THE TASK -> Swap every "elements" in the records below for "components" and reproduce the lines with nothing else altered.

[Element boundary records]
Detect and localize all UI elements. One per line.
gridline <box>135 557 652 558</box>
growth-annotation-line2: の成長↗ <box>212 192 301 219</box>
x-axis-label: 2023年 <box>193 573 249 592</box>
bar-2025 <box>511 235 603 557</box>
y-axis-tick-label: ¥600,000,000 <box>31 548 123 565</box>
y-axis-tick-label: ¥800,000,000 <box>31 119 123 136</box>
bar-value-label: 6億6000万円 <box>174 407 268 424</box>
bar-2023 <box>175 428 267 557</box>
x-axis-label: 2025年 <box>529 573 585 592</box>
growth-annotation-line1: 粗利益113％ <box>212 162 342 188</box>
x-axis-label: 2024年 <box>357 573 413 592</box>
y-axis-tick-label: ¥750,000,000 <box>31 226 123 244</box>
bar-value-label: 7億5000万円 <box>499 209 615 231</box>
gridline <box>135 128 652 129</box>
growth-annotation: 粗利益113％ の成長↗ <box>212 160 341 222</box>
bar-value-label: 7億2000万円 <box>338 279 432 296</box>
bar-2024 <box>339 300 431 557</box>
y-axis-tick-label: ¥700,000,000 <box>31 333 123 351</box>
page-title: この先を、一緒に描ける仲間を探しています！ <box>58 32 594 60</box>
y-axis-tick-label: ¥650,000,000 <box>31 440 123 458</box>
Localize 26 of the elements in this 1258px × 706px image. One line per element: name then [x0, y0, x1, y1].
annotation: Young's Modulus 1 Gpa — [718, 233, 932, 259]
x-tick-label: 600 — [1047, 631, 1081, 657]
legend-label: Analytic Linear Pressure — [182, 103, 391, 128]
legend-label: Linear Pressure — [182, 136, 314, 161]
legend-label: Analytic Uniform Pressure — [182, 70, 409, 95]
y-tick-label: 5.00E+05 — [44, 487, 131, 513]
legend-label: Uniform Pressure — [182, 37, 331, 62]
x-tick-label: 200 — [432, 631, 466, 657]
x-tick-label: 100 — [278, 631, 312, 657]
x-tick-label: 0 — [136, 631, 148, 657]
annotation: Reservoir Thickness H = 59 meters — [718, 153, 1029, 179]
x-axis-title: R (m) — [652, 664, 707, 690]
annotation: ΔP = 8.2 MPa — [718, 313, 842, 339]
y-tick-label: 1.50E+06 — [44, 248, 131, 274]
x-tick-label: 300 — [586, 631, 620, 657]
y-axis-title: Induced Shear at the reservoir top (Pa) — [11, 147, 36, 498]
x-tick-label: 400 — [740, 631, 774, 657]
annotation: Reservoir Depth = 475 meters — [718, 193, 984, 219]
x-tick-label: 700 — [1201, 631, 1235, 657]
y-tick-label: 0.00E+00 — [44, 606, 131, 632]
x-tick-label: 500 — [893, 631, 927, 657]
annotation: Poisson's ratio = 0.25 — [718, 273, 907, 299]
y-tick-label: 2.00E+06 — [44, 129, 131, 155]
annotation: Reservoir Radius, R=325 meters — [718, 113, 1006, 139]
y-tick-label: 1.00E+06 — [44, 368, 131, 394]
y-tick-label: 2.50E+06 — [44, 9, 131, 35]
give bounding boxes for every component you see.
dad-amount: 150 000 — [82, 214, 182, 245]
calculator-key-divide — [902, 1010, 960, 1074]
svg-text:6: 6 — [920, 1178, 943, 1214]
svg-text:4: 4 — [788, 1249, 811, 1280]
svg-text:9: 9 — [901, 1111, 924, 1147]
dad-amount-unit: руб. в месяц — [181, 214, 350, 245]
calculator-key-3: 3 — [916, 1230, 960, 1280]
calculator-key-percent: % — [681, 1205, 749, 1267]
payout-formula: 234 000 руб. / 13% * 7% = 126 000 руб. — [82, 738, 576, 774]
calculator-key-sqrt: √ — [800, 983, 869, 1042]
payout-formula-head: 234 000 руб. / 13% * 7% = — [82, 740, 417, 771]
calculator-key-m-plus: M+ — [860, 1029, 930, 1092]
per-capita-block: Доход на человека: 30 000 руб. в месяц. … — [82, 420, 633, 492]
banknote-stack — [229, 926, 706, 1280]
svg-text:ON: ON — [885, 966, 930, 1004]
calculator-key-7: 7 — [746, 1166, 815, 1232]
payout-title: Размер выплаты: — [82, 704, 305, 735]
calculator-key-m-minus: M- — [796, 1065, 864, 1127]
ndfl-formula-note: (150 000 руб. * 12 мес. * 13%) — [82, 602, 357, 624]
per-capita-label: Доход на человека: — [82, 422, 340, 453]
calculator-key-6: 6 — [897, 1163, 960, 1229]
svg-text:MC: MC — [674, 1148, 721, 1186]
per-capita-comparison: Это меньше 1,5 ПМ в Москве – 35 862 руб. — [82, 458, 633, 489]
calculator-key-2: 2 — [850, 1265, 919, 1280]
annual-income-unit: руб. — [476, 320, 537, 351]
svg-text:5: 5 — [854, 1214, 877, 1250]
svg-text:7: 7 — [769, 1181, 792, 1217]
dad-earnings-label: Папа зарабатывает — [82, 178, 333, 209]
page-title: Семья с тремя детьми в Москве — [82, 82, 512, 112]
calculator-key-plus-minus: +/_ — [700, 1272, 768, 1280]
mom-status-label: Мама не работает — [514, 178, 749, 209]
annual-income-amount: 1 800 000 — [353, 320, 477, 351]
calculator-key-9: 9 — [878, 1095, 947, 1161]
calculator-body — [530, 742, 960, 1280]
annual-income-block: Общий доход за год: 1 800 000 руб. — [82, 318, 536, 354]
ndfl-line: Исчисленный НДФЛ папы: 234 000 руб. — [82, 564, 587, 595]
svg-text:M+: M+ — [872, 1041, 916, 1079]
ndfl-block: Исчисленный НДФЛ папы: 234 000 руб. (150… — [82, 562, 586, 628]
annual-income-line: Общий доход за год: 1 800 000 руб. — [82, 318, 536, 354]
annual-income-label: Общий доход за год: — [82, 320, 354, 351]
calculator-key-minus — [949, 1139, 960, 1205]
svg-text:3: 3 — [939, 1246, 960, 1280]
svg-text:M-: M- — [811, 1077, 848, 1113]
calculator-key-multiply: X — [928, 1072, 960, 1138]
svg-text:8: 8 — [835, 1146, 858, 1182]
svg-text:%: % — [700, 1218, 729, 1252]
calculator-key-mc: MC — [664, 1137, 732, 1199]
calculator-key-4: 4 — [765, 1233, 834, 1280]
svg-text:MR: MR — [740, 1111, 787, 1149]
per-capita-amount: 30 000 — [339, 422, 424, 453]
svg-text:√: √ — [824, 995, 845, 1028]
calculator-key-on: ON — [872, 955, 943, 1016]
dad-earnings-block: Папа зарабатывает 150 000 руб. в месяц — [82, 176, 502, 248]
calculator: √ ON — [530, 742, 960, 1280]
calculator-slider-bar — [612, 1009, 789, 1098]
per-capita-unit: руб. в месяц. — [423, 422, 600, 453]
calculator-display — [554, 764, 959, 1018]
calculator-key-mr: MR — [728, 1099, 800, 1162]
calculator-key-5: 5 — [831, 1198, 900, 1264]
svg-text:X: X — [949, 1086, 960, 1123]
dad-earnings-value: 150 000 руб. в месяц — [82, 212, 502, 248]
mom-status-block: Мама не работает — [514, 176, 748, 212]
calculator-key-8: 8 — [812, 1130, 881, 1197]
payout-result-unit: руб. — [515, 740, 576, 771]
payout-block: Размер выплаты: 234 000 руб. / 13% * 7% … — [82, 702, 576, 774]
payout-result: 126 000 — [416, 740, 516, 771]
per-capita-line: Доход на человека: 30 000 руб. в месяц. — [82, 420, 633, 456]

SOLUTION TO THE EXERCISE ->
Detect and localize all UI components. One per line.
gridline <box>135 557 652 558</box>
growth-annotation-line2: の成長↗ <box>212 192 301 219</box>
x-axis-label: 2023年 <box>193 573 249 592</box>
bar-2025 <box>511 235 603 557</box>
y-axis-tick-label: ¥600,000,000 <box>31 548 123 565</box>
y-axis-tick-label: ¥800,000,000 <box>31 119 123 136</box>
bar-value-label: 6億6000万円 <box>174 407 268 424</box>
bar-2023 <box>175 428 267 557</box>
x-axis-label: 2025年 <box>529 573 585 592</box>
growth-annotation-line1: 粗利益113％ <box>212 162 342 188</box>
x-axis-label: 2024年 <box>357 573 413 592</box>
y-axis-tick-label: ¥750,000,000 <box>31 226 123 244</box>
bar-value-label: 7億5000万円 <box>499 209 615 231</box>
gridline <box>135 128 652 129</box>
growth-annotation: 粗利益113％ の成長↗ <box>212 160 341 222</box>
bar-value-label: 7億2000万円 <box>338 279 432 296</box>
bar-2024 <box>339 300 431 557</box>
y-axis-tick-label: ¥700,000,000 <box>31 333 123 351</box>
page-title: この先を、一緒に描ける仲間を探しています！ <box>58 32 594 60</box>
y-axis-tick-label: ¥650,000,000 <box>31 440 123 458</box>
Localize 26 of the components in this 1258px × 706px image. One line per element: name then [x0, y0, x1, y1].
annotation: Young's Modulus 1 Gpa — [718, 233, 932, 259]
x-tick-label: 600 — [1047, 631, 1081, 657]
legend-label: Analytic Linear Pressure — [182, 103, 391, 128]
legend-label: Linear Pressure — [182, 136, 314, 161]
legend-label: Analytic Uniform Pressure — [182, 70, 409, 95]
y-tick-label: 5.00E+05 — [44, 487, 131, 513]
legend-label: Uniform Pressure — [182, 37, 331, 62]
x-tick-label: 200 — [432, 631, 466, 657]
x-tick-label: 100 — [278, 631, 312, 657]
x-tick-label: 0 — [136, 631, 148, 657]
annotation: Reservoir Thickness H = 59 meters — [718, 153, 1029, 179]
x-axis-title: R (m) — [652, 664, 707, 690]
annotation: ΔP = 8.2 MPa — [718, 313, 842, 339]
y-tick-label: 1.50E+06 — [44, 248, 131, 274]
x-tick-label: 300 — [586, 631, 620, 657]
y-axis-title: Induced Shear at the reservoir top (Pa) — [11, 147, 36, 498]
x-tick-label: 400 — [740, 631, 774, 657]
annotation: Reservoir Depth = 475 meters — [718, 193, 984, 219]
x-tick-label: 700 — [1201, 631, 1235, 657]
y-tick-label: 0.00E+00 — [44, 606, 131, 632]
x-tick-label: 500 — [893, 631, 927, 657]
annotation: Poisson's ratio = 0.25 — [718, 273, 907, 299]
y-tick-label: 2.00E+06 — [44, 129, 131, 155]
annotation: Reservoir Radius, R=325 meters — [718, 113, 1006, 139]
y-tick-label: 1.00E+06 — [44, 368, 131, 394]
y-tick-label: 2.50E+06 — [44, 9, 131, 35]
give bounding boxes for every component you see.
dad-amount: 150 000 — [82, 214, 182, 245]
calculator-key-divide — [902, 1010, 960, 1074]
svg-text:6: 6 — [920, 1178, 943, 1214]
svg-text:4: 4 — [788, 1249, 811, 1280]
svg-text:9: 9 — [901, 1111, 924, 1147]
dad-amount-unit: руб. в месяц — [181, 214, 350, 245]
calculator-key-3: 3 — [916, 1230, 960, 1280]
calculator-key-percent: % — [681, 1205, 749, 1267]
payout-formula: 234 000 руб. / 13% * 7% = 126 000 руб. — [82, 738, 576, 774]
calculator-key-sqrt: √ — [800, 983, 869, 1042]
payout-formula-head: 234 000 руб. / 13% * 7% = — [82, 740, 417, 771]
calculator-key-m-plus: M+ — [860, 1029, 930, 1092]
per-capita-block: Доход на человека: 30 000 руб. в месяц. … — [82, 420, 633, 492]
banknote-stack — [229, 926, 706, 1280]
svg-text:ON: ON — [885, 966, 930, 1004]
calculator-key-7: 7 — [746, 1166, 815, 1232]
payout-title: Размер выплаты: — [82, 704, 305, 735]
calculator-key-m-minus: M- — [796, 1065, 864, 1127]
ndfl-formula-note: (150 000 руб. * 12 мес. * 13%) — [82, 602, 357, 624]
per-capita-label: Доход на человека: — [82, 422, 340, 453]
calculator-key-6: 6 — [897, 1163, 960, 1229]
svg-text:MC: MC — [674, 1148, 721, 1186]
per-capita-comparison: Это меньше 1,5 ПМ в Москве – 35 862 руб. — [82, 458, 633, 489]
calculator-key-2: 2 — [850, 1265, 919, 1280]
annual-income-unit: руб. — [476, 320, 537, 351]
svg-text:5: 5 — [854, 1214, 877, 1250]
svg-text:7: 7 — [769, 1181, 792, 1217]
dad-earnings-label: Папа зарабатывает — [82, 178, 333, 209]
page-title: Семья с тремя детьми в Москве — [82, 82, 512, 112]
calculator-key-plus-minus: +/_ — [700, 1272, 768, 1280]
mom-status-label: Мама не работает — [514, 178, 749, 209]
annual-income-amount: 1 800 000 — [353, 320, 477, 351]
calculator-key-9: 9 — [878, 1095, 947, 1161]
calculator-body — [530, 742, 960, 1280]
annual-income-block: Общий доход за год: 1 800 000 руб. — [82, 318, 536, 354]
ndfl-line: Исчисленный НДФЛ папы: 234 000 руб. — [82, 564, 587, 595]
svg-text:M+: M+ — [872, 1041, 916, 1079]
ndfl-block: Исчисленный НДФЛ папы: 234 000 руб. (150… — [82, 562, 586, 628]
annual-income-line: Общий доход за год: 1 800 000 руб. — [82, 318, 536, 354]
annual-income-label: Общий доход за год: — [82, 320, 354, 351]
calculator-key-minus — [949, 1139, 960, 1205]
svg-text:3: 3 — [939, 1246, 960, 1280]
svg-text:M-: M- — [811, 1077, 848, 1113]
calculator-key-multiply: X — [928, 1072, 960, 1138]
svg-text:8: 8 — [835, 1146, 858, 1182]
svg-text:%: % — [700, 1218, 729, 1252]
calculator-key-mc: MC — [664, 1137, 732, 1199]
calculator-key-4: 4 — [765, 1233, 834, 1280]
svg-text:MR: MR — [740, 1111, 787, 1149]
per-capita-amount: 30 000 — [339, 422, 424, 453]
svg-text:√: √ — [824, 995, 845, 1028]
calculator-key-on: ON — [872, 955, 943, 1016]
dad-earnings-block: Папа зарабатывает 150 000 руб. в месяц — [82, 176, 502, 248]
calculator: √ ON — [530, 742, 960, 1280]
calculator-slider-bar — [612, 1009, 789, 1098]
per-capita-unit: руб. в месяц. — [423, 422, 600, 453]
calculator-display — [554, 764, 959, 1018]
calculator-key-mr: MR — [728, 1099, 800, 1162]
calculator-key-5: 5 — [831, 1198, 900, 1264]
svg-text:X: X — [949, 1086, 960, 1123]
dad-earnings-value: 150 000 руб. в месяц — [82, 212, 502, 248]
mom-status-block: Мама не работает — [514, 176, 748, 212]
calculator-key-8: 8 — [812, 1130, 881, 1197]
payout-result-unit: руб. — [515, 740, 576, 771]
payout-block: Размер выплаты: 234 000 руб. / 13% * 7% … — [82, 702, 576, 774]
payout-result: 126 000 — [416, 740, 516, 771]
per-capita-line: Доход на человека: 30 000 руб. в месяц. — [82, 420, 633, 456]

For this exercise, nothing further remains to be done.